Görev 1:
Kaplan ve Ejderha'nın devam filmi üzerine yazıda yazar, devam filmini seyrettikten sonra ne yapmak zorunda kaldığını belirtmektedir?
Görev 2:
Kaplan ve Ejderha'nın devam filmi üzerine yazıyı son cümlesinden itibaren sürdürünüz.

Sunulan metin:
Crouching Tiger Hidden Dragon- Sword Of Destiny: Devamsızlıktan kalan devam filmi

Bit pazarına nur yağıyor..
Serinin ilk filmi Crouching Tiger Hidden Dragon/Kaplan ve Ejderha kelimenin tam anlamıyla büyülemişti beni.. Du Lu Wang kadim Çin kültürünün biriktirdiği ne varsa kitabına almış, Hui-Ling Wang kitaptaki beş masaldan birini senaryosuna takdire şâyân biçimde aktarmış, Ang Lee gibi marifetinden suâl olunmayacak bir yönetmen de takır takır çekmişti. O uçmalı kaçmalı, rengârenk atmosferli film, epik işleri zaten seven bendenizin aklını almıştı..
 
Devam filminin geldiğini görünce de, kendimi yeni bir ziyafete hazırlamıştım. Şehrin üzerine kasvet çöktüğü bir gece, “o gece bu gece” deyip oturdum filmin başına.. Yukarıdaki spoilerdan da tahmin ettiğiniz üzere, ziyafî bir seyir falan olmadı maalesef. Tam tersi, lüzumsuz bir tepki mi veriyorum acaba kuşkusuyla, dönüp ilk filmi yeniden seyretmek zorunda bıraktı beni. Sonra da oturdum işte bu yazıyı yazmaya başladım..
 
Bir film yaparken, bilirsiniz, kurmaca bir dünya yaratılır. Özgün ya da uyarlanacak hikâyesi bulunur, senaryosu yazılır, prodüksiyon tasarımı yapılır falan, ve nihayetinde seyirciye sunulur. Başta senarist, yapımcı ve yönetmen olmak üzere, projeyi tasarlayanların aklında bir ‘devamı gelir mi acaba’ sorusu olabilir tabii ki, ama hemen her film, içinde tek kurşun olan rus ruleti tabancasına benzer; altılı kombinasyon hesaplarına dalmadan basitçe ifade edersek, ya ölürsünüz ya yaşarsınız.. Postacı filminin rahmetli postacısı Massimo Troisi anısına ‘a’sını uzun bıraktığımız metaforoyu tersinden kurduk, tersinden devam edelim: Ölürseniz, yeni bir film yapmak için dirilmek kolay iş değildir, her işte olduğu gibi sinemada da insanın bütün yaşam enerjisini alır götürür. Yeniden ayağa kalkmak da her babayiğidin harcı değildir..

Verilen satırlar:
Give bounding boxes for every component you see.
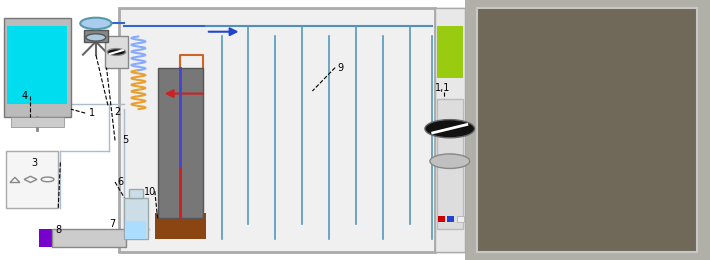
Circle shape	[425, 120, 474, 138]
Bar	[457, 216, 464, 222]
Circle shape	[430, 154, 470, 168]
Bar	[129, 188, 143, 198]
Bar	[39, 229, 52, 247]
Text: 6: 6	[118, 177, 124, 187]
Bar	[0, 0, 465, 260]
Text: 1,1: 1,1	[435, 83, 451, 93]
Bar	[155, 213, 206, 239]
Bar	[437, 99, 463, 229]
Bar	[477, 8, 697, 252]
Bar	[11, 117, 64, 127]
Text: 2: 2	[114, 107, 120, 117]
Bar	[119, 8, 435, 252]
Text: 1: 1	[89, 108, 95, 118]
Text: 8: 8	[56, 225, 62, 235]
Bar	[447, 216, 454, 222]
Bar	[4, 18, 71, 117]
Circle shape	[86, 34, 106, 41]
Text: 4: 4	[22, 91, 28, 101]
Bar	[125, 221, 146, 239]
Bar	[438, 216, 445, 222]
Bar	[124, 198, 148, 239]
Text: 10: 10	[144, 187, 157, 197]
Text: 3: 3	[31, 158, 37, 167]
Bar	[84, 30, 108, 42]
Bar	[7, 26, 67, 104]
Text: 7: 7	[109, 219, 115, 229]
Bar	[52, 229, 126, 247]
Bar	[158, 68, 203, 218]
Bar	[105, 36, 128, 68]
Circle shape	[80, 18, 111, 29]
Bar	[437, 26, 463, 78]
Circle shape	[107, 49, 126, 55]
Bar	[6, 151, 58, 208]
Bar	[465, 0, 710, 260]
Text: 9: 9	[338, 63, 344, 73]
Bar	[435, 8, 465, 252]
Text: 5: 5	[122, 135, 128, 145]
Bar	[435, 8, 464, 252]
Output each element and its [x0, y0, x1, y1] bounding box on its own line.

Sonuç 1:
İlk filmi yeniden seyretmek zorunda kalmıştır.

Sonuç 2:
Yaşarsanız eğer, işiniz en az ölmek kadar zordur: zirveye çıkanın en büyük zorluğunun zirvede kalkmak olduğu kadar zordur.. Oturur yeni bir şahane hikâye bulur, yeni bir şahane senaryo yazar, şahane bir prodüksiyonla şahane çekersiniz, ana neticede her film yeni bir rus ruleti heyecanıdır; tek farkı, bir öncekinde ölmediğiniz için kendinize güveniniz daha fazladır. Bu sefer de ölmezseniz, başarı hanenize bir çentik daha atarsınız. Şu durumda, birbirinden bağımsız iki başarılı film tasarlayıp hayata geçirmiş yazar-yapımcı-yönetmensiniz (hedeften sapmamak için oyuncuları denklem dışı tutuyorum –tartıştığımız konu gerçekten de öncelikle senaryo yazarını ve yapımcıyı ilgilendiriyor; otör değilse yönetmen bile denklem dışı tutulabilir bu bağlamda).. Eğer durum buysa, hayat size güzel.. Kime değil peki?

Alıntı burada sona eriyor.